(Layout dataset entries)
* START *

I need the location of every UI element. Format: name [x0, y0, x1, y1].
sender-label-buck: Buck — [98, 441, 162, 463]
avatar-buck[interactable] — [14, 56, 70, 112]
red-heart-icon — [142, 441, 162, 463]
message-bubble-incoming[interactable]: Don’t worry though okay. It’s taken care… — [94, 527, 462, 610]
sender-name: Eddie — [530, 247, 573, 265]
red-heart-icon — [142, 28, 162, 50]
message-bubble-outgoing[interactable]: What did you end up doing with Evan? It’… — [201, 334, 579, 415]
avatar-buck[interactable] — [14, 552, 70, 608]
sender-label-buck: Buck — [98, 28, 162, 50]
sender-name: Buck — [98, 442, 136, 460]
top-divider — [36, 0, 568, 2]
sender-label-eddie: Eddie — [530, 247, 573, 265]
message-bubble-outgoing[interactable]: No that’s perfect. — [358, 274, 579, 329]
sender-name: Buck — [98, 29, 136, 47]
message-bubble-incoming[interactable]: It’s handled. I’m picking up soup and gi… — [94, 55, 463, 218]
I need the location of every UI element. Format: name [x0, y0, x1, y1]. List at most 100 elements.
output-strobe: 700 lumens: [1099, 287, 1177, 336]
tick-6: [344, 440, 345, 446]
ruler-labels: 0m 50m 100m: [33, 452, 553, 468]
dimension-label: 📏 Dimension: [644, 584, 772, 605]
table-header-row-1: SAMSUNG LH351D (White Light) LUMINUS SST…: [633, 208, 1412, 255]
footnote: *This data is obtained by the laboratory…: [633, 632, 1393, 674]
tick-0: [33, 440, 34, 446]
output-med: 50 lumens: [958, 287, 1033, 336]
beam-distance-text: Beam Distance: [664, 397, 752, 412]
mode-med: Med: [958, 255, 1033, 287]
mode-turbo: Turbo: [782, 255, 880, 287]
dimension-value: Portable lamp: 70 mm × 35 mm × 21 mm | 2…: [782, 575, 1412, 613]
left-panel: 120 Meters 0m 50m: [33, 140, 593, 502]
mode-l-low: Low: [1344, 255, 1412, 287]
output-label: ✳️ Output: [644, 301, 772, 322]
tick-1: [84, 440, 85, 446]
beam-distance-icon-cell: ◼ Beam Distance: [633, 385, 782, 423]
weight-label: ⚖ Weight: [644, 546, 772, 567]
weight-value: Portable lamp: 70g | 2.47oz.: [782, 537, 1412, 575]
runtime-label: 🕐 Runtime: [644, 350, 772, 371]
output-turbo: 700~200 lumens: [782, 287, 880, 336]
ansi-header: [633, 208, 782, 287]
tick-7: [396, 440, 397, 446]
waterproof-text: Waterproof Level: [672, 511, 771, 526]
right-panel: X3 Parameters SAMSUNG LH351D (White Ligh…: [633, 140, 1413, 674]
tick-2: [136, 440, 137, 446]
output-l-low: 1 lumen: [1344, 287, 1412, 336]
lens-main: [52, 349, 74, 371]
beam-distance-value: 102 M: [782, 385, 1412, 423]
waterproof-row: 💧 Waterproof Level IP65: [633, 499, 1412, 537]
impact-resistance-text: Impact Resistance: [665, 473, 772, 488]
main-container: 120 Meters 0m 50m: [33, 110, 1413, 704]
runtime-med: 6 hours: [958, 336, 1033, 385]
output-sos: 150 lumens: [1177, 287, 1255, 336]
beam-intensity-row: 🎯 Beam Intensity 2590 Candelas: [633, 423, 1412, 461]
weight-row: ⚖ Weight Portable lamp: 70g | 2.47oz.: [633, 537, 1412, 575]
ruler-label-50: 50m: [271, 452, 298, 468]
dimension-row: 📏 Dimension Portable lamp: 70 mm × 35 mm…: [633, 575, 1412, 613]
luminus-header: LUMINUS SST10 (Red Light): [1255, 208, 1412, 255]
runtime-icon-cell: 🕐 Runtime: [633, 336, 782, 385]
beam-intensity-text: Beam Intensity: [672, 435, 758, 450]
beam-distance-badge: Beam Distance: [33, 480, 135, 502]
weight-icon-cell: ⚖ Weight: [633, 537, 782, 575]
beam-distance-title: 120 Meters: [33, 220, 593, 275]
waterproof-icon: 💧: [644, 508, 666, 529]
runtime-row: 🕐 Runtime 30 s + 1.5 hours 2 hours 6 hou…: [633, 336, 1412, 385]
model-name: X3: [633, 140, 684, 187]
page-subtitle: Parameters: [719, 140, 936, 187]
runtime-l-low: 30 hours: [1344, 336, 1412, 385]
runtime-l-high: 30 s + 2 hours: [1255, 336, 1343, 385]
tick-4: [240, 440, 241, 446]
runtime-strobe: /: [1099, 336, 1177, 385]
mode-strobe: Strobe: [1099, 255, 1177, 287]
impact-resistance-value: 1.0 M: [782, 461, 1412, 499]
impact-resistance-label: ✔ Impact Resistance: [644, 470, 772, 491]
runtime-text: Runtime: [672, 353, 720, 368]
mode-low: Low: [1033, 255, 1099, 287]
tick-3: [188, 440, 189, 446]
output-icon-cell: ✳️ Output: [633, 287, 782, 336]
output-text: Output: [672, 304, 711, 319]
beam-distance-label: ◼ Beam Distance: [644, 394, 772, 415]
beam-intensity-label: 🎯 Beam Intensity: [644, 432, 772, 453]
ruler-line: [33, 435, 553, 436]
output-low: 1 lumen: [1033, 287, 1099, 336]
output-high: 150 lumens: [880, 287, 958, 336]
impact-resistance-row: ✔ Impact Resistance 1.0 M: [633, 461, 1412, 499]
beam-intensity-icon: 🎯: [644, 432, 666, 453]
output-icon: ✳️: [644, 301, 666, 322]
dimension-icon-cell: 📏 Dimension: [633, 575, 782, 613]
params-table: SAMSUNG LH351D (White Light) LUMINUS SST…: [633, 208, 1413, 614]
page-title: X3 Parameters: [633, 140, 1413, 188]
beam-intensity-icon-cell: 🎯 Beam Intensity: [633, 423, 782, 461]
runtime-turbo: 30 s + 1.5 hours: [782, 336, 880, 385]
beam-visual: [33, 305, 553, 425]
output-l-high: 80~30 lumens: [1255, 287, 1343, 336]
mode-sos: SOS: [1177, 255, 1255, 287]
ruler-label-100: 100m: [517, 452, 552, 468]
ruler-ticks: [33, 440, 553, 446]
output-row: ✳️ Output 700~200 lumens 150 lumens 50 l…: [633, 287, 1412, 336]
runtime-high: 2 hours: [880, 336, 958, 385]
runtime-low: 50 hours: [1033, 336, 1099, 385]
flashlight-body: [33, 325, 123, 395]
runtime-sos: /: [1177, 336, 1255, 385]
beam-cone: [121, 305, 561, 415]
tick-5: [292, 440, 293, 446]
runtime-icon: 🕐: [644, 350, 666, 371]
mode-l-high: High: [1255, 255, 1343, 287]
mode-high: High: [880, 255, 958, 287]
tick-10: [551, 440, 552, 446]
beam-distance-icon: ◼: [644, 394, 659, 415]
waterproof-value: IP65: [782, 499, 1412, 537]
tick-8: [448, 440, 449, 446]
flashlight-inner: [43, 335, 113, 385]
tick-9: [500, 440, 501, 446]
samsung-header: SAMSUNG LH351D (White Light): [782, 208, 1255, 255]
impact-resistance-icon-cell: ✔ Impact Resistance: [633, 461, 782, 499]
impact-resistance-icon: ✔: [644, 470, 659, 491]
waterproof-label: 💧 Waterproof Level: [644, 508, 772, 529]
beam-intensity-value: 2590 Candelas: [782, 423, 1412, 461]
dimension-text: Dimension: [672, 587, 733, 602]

* END *

Can you copy the whole listing above word for word, every line from start to finish?

I need the location of every UI element. Format: name [x0, y0, x1, y1].
sender-label-buck: Buck — [98, 441, 162, 463]
avatar-buck[interactable] — [14, 56, 70, 112]
red-heart-icon — [142, 441, 162, 463]
message-bubble-incoming[interactable]: Don’t worry though okay. It’s taken care… — [94, 527, 462, 610]
sender-name: Eddie — [530, 247, 573, 265]
red-heart-icon — [142, 28, 162, 50]
message-bubble-outgoing[interactable]: What did you end up doing with Evan? It’… — [201, 334, 579, 415]
avatar-buck[interactable] — [14, 552, 70, 608]
sender-label-buck: Buck — [98, 28, 162, 50]
sender-name: Buck — [98, 442, 136, 460]
top-divider — [36, 0, 568, 2]
sender-label-eddie: Eddie — [530, 247, 573, 265]
message-bubble-outgoing[interactable]: No that’s perfect. — [358, 274, 579, 329]
sender-name: Buck — [98, 29, 136, 47]
message-bubble-incoming[interactable]: It’s handled. I’m picking up soup and gi… — [94, 55, 463, 218]
I need the location of every UI element. Format: name [x0, y0, x1, y1]. List at most 100 elements.
output-strobe: 700 lumens: [1099, 287, 1177, 336]
tick-6: [344, 440, 345, 446]
ruler-labels: 0m 50m 100m: [33, 452, 553, 468]
dimension-label: 📏 Dimension: [644, 584, 772, 605]
table-header-row-1: SAMSUNG LH351D (White Light) LUMINUS SST…: [633, 208, 1412, 255]
footnote: *This data is obtained by the laboratory…: [633, 632, 1393, 674]
tick-0: [33, 440, 34, 446]
output-med: 50 lumens: [958, 287, 1033, 336]
beam-distance-text: Beam Distance: [664, 397, 752, 412]
mode-med: Med: [958, 255, 1033, 287]
mode-turbo: Turbo: [782, 255, 880, 287]
dimension-value: Portable lamp: 70 mm × 35 mm × 21 mm | 2…: [782, 575, 1412, 613]
left-panel: 120 Meters 0m 50m: [33, 140, 593, 502]
mode-l-low: Low: [1344, 255, 1412, 287]
output-label: ✳️ Output: [644, 301, 772, 322]
tick-1: [84, 440, 85, 446]
beam-distance-icon-cell: ◼ Beam Distance: [633, 385, 782, 423]
weight-label: ⚖ Weight: [644, 546, 772, 567]
weight-value: Portable lamp: 70g | 2.47oz.: [782, 537, 1412, 575]
runtime-label: 🕐 Runtime: [644, 350, 772, 371]
output-turbo: 700~200 lumens: [782, 287, 880, 336]
ansi-header: [633, 208, 782, 287]
tick-7: [396, 440, 397, 446]
waterproof-text: Waterproof Level: [672, 511, 771, 526]
right-panel: X3 Parameters SAMSUNG LH351D (White Ligh…: [633, 140, 1413, 674]
tick-2: [136, 440, 137, 446]
output-l-low: 1 lumen: [1344, 287, 1412, 336]
lens-main: [52, 349, 74, 371]
beam-distance-value: 102 M: [782, 385, 1412, 423]
waterproof-row: 💧 Waterproof Level IP65: [633, 499, 1412, 537]
impact-resistance-text: Impact Resistance: [665, 473, 772, 488]
main-container: 120 Meters 0m 50m: [33, 110, 1413, 704]
runtime-med: 6 hours: [958, 336, 1033, 385]
output-sos: 150 lumens: [1177, 287, 1255, 336]
beam-intensity-row: 🎯 Beam Intensity 2590 Candelas: [633, 423, 1412, 461]
weight-row: ⚖ Weight Portable lamp: 70g | 2.47oz.: [633, 537, 1412, 575]
ruler-label-50: 50m: [271, 452, 298, 468]
dimension-row: 📏 Dimension Portable lamp: 70 mm × 35 mm…: [633, 575, 1412, 613]
luminus-header: LUMINUS SST10 (Red Light): [1255, 208, 1412, 255]
runtime-icon-cell: 🕐 Runtime: [633, 336, 782, 385]
beam-intensity-text: Beam Intensity: [672, 435, 758, 450]
beam-distance-badge: Beam Distance: [33, 480, 135, 502]
weight-icon-cell: ⚖ Weight: [633, 537, 782, 575]
beam-distance-title: 120 Meters: [33, 220, 593, 275]
waterproof-icon: 💧: [644, 508, 666, 529]
runtime-row: 🕐 Runtime 30 s + 1.5 hours 2 hours 6 hou…: [633, 336, 1412, 385]
model-name: X3: [633, 140, 684, 187]
page-subtitle: Parameters: [719, 140, 936, 187]
runtime-l-low: 30 hours: [1344, 336, 1412, 385]
runtime-l-high: 30 s + 2 hours: [1255, 336, 1343, 385]
tick-4: [240, 440, 241, 446]
runtime-strobe: /: [1099, 336, 1177, 385]
mode-strobe: Strobe: [1099, 255, 1177, 287]
impact-resistance-value: 1.0 M: [782, 461, 1412, 499]
impact-resistance-label: ✔ Impact Resistance: [644, 470, 772, 491]
runtime-text: Runtime: [672, 353, 720, 368]
mode-low: Low: [1033, 255, 1099, 287]
tick-3: [188, 440, 189, 446]
output-icon-cell: ✳️ Output: [633, 287, 782, 336]
output-text: Output: [672, 304, 711, 319]
beam-distance-label: ◼ Beam Distance: [644, 394, 772, 415]
beam-intensity-label: 🎯 Beam Intensity: [644, 432, 772, 453]
ruler-line: [33, 435, 553, 436]
output-low: 1 lumen: [1033, 287, 1099, 336]
output-high: 150 lumens: [880, 287, 958, 336]
impact-resistance-row: ✔ Impact Resistance 1.0 M: [633, 461, 1412, 499]
beam-intensity-icon: 🎯: [644, 432, 666, 453]
output-icon: ✳️: [644, 301, 666, 322]
dimension-icon-cell: 📏 Dimension: [633, 575, 782, 613]
params-table: SAMSUNG LH351D (White Light) LUMINUS SST…: [633, 208, 1413, 614]
page-title: X3 Parameters: [633, 140, 1413, 188]
beam-intensity-icon-cell: 🎯 Beam Intensity: [633, 423, 782, 461]
runtime-turbo: 30 s + 1.5 hours: [782, 336, 880, 385]
beam-visual: [33, 305, 553, 425]
output-l-high: 80~30 lumens: [1255, 287, 1343, 336]
mode-sos: SOS: [1177, 255, 1255, 287]
ruler-label-100: 100m: [517, 452, 552, 468]
ruler-ticks: [33, 440, 553, 446]
output-row: ✳️ Output 700~200 lumens 150 lumens 50 l…: [633, 287, 1412, 336]
runtime-high: 2 hours: [880, 336, 958, 385]
runtime-low: 50 hours: [1033, 336, 1099, 385]
flashlight-body: [33, 325, 123, 395]
runtime-sos: /: [1177, 336, 1255, 385]
beam-cone: [121, 305, 561, 415]
tick-5: [292, 440, 293, 446]
runtime-icon: 🕐: [644, 350, 666, 371]
mode-l-high: High: [1255, 255, 1343, 287]
mode-high: High: [880, 255, 958, 287]
tick-10: [551, 440, 552, 446]
beam-distance-icon: ◼: [644, 394, 659, 415]
waterproof-value: IP65: [782, 499, 1412, 537]
tick-8: [448, 440, 449, 446]
flashlight-inner: [43, 335, 113, 385]
tick-9: [500, 440, 501, 446]
samsung-header: SAMSUNG LH351D (White Light): [782, 208, 1255, 255]
impact-resistance-icon-cell: ✔ Impact Resistance: [633, 461, 782, 499]
impact-resistance-icon: ✔: [644, 470, 659, 491]
waterproof-label: 💧 Waterproof Level: [644, 508, 772, 529]
beam-intensity-value: 2590 Candelas: [782, 423, 1412, 461]
dimension-text: Dimension: [672, 587, 733, 602]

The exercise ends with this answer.